▶ **Task directions**
Copy every record below exactly.

Structured figure records:
— Start —
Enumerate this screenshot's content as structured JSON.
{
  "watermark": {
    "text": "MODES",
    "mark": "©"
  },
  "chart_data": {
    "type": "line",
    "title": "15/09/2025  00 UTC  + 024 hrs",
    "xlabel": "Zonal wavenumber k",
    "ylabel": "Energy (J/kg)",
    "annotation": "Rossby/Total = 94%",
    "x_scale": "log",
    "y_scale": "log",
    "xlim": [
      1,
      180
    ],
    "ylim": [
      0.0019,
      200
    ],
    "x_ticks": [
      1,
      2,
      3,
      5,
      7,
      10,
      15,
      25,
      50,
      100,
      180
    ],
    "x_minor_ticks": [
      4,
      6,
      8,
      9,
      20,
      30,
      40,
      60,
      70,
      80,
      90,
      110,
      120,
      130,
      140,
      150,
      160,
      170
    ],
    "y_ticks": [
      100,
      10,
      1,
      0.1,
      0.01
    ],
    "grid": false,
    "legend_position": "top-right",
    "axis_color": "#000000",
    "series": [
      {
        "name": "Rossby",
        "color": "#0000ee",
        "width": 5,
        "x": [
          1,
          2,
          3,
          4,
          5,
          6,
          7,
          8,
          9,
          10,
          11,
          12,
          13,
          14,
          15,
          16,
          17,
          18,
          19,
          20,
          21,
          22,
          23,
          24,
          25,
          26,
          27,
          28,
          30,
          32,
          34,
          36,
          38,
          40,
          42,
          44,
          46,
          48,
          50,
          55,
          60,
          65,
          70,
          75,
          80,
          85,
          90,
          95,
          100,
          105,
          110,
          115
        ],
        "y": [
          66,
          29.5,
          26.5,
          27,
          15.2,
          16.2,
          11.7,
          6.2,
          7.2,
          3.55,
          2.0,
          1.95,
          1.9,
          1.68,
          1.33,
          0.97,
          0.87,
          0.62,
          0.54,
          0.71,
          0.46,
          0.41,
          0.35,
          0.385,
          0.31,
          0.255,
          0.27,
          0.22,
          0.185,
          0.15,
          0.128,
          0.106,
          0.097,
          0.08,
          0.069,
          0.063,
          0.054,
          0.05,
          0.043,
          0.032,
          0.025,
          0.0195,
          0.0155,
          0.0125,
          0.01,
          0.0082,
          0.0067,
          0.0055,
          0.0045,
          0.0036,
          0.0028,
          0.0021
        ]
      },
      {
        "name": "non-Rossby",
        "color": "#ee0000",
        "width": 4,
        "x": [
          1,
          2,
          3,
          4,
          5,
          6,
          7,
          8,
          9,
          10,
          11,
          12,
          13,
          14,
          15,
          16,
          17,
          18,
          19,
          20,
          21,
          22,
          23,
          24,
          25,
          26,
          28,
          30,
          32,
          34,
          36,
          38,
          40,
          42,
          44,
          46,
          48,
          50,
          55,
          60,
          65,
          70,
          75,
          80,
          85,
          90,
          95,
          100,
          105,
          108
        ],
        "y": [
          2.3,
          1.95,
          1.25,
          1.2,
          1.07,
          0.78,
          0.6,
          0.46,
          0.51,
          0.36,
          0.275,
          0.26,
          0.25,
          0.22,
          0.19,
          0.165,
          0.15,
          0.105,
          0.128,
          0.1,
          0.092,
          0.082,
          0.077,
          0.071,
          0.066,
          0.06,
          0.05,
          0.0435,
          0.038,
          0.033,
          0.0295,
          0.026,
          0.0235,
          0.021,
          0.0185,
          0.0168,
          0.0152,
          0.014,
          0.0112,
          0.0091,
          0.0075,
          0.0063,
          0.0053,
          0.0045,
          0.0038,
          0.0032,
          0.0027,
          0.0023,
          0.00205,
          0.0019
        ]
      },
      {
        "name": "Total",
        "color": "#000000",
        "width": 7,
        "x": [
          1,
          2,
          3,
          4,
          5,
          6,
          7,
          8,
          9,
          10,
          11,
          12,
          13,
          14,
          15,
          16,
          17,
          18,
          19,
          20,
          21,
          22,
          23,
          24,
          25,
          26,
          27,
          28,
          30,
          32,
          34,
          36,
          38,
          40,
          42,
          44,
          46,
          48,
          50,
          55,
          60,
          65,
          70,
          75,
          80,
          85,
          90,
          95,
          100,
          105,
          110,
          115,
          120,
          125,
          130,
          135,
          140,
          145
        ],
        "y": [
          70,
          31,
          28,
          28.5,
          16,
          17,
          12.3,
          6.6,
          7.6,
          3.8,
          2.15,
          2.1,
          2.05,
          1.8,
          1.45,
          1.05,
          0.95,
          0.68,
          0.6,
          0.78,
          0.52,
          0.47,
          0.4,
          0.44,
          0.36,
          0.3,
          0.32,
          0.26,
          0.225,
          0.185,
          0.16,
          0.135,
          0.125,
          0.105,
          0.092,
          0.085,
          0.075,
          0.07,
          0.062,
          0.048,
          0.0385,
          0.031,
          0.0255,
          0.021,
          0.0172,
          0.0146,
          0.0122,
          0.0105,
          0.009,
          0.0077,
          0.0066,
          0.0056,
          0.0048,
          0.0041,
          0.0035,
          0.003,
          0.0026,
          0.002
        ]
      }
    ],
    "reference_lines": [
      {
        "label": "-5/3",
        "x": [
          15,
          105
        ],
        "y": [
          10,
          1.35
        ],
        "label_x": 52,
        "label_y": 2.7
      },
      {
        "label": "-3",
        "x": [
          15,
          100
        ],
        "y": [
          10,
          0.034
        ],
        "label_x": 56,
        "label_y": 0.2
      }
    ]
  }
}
— End —
▶ **Solution for this problem**
Enumerate this screenshot's content as structured JSON.
{
  "watermark": {
    "text": "MODES",
    "mark": "©"
  },
  "chart_data": {
    "type": "line",
    "title": "15/09/2025  00 UTC  + 024 hrs",
    "xlabel": "Zonal wavenumber k",
    "ylabel": "Energy (J/kg)",
    "annotation": "Rossby/Total = 94%",
    "x_scale": "log",
    "y_scale": "log",
    "xlim": [
      1,
      180
    ],
    "ylim": [
      0.0019,
      200
    ],
    "x_ticks": [
      1,
      2,
      3,
      5,
      7,
      10,
      15,
      25,
      50,
      100,
      180
    ],
    "x_minor_ticks": [
      4,
      6,
      8,
      9,
      20,
      30,
      40,
      60,
      70,
      80,
      90,
      110,
      120,
      130,
      140,
      150,
      160,
      170
    ],
    "y_ticks": [
      100,
      10,
      1,
      0.1,
      0.01
    ],
    "grid": false,
    "legend_position": "top-right",
    "axis_color": "#000000",
    "series": [
      {
        "name": "Rossby",
        "color": "#0000ee",
        "width": 5,
        "x": [
          1,
          2,
          3,
          4,
          5,
          6,
          7,
          8,
          9,
          10,
          11,
          12,
          13,
          14,
          15,
          16,
          17,
          18,
          19,
          20,
          21,
          22,
          23,
          24,
          25,
          26,
          27,
          28,
          30,
          32,
          34,
          36,
          38,
          40,
          42,
          44,
          46,
          48,
          50,
          55,
          60,
          65,
          70,
          75,
          80,
          85,
          90,
          95,
          100,
          105,
          110,
          115
        ],
        "y": [
          66,
          29.5,
          26.5,
          27,
          15.2,
          16.2,
          11.7,
          6.2,
          7.2,
          3.55,
          2.0,
          1.95,
          1.9,
          1.68,
          1.33,
          0.97,
          0.87,
          0.62,
          0.54,
          0.71,
          0.46,
          0.41,
          0.35,
          0.385,
          0.31,
          0.255,
          0.27,
          0.22,
          0.185,
          0.15,
          0.128,
          0.106,
          0.097,
          0.08,
          0.069,
          0.063,
          0.054,
          0.05,
          0.043,
          0.032,
          0.025,
          0.0195,
          0.0155,
          0.0125,
          0.01,
          0.0082,
          0.0067,
          0.0055,
          0.0045,
          0.0036,
          0.0028,
          0.0021
        ]
      },
      {
        "name": "non-Rossby",
        "color": "#ee0000",
        "width": 4,
        "x": [
          1,
          2,
          3,
          4,
          5,
          6,
          7,
          8,
          9,
          10,
          11,
          12,
          13,
          14,
          15,
          16,
          17,
          18,
          19,
          20,
          21,
          22,
          23,
          24,
          25,
          26,
          28,
          30,
          32,
          34,
          36,
          38,
          40,
          42,
          44,
          46,
          48,
          50,
          55,
          60,
          65,
          70,
          75,
          80,
          85,
          90,
          95,
          100,
          105,
          108
        ],
        "y": [
          2.3,
          1.95,
          1.25,
          1.2,
          1.07,
          0.78,
          0.6,
          0.46,
          0.51,
          0.36,
          0.275,
          0.26,
          0.25,
          0.22,
          0.19,
          0.165,
          0.15,
          0.105,
          0.128,
          0.1,
          0.092,
          0.082,
          0.077,
          0.071,
          0.066,
          0.06,
          0.05,
          0.0435,
          0.038,
          0.033,
          0.0295,
          0.026,
          0.0235,
          0.021,
          0.0185,
          0.0168,
          0.0152,
          0.014,
          0.0112,
          0.0091,
          0.0075,
          0.0063,
          0.0053,
          0.0045,
          0.0038,
          0.0032,
          0.0027,
          0.0023,
          0.00205,
          0.0019
        ]
      },
      {
        "name": "Total",
        "color": "#000000",
        "width": 7,
        "x": [
          1,
          2,
          3,
          4,
          5,
          6,
          7,
          8,
          9,
          10,
          11,
          12,
          13,
          14,
          15,
          16,
          17,
          18,
          19,
          20,
          21,
          22,
          23,
          24,
          25,
          26,
          27,
          28,
          30,
          32,
          34,
          36,
          38,
          40,
          42,
          44,
          46,
          48,
          50,
          55,
          60,
          65,
          70,
          75,
          80,
          85,
          90,
          95,
          100,
          105,
          110,
          115,
          120,
          125,
          130,
          135,
          140,
          145
        ],
        "y": [
          70,
          31,
          28,
          28.5,
          16,
          17,
          12.3,
          6.6,
          7.6,
          3.8,
          2.15,
          2.1,
          2.05,
          1.8,
          1.45,
          1.05,
          0.95,
          0.68,
          0.6,
          0.78,
          0.52,
          0.47,
          0.4,
          0.44,
          0.36,
          0.3,
          0.32,
          0.26,
          0.225,
          0.185,
          0.16,
          0.135,
          0.125,
          0.105,
          0.092,
          0.085,
          0.075,
          0.07,
          0.062,
          0.048,
          0.0385,
          0.031,
          0.0255,
          0.021,
          0.0172,
          0.0146,
          0.0122,
          0.0105,
          0.009,
          0.0077,
          0.0066,
          0.0056,
          0.0048,
          0.0041,
          0.0035,
          0.003,
          0.0026,
          0.002
        ]
      }
    ],
    "reference_lines": [
      {
        "label": "-5/3",
        "x": [
          15,
          105
        ],
        "y": [
          10,
          1.35
        ],
        "label_x": 52,
        "label_y": 2.7
      },
      {
        "label": "-3",
        "x": [
          15,
          100
        ],
        "y": [
          10,
          0.034
        ],
        "label_x": 56,
        "label_y": 0.2
      }
    ]
  }
}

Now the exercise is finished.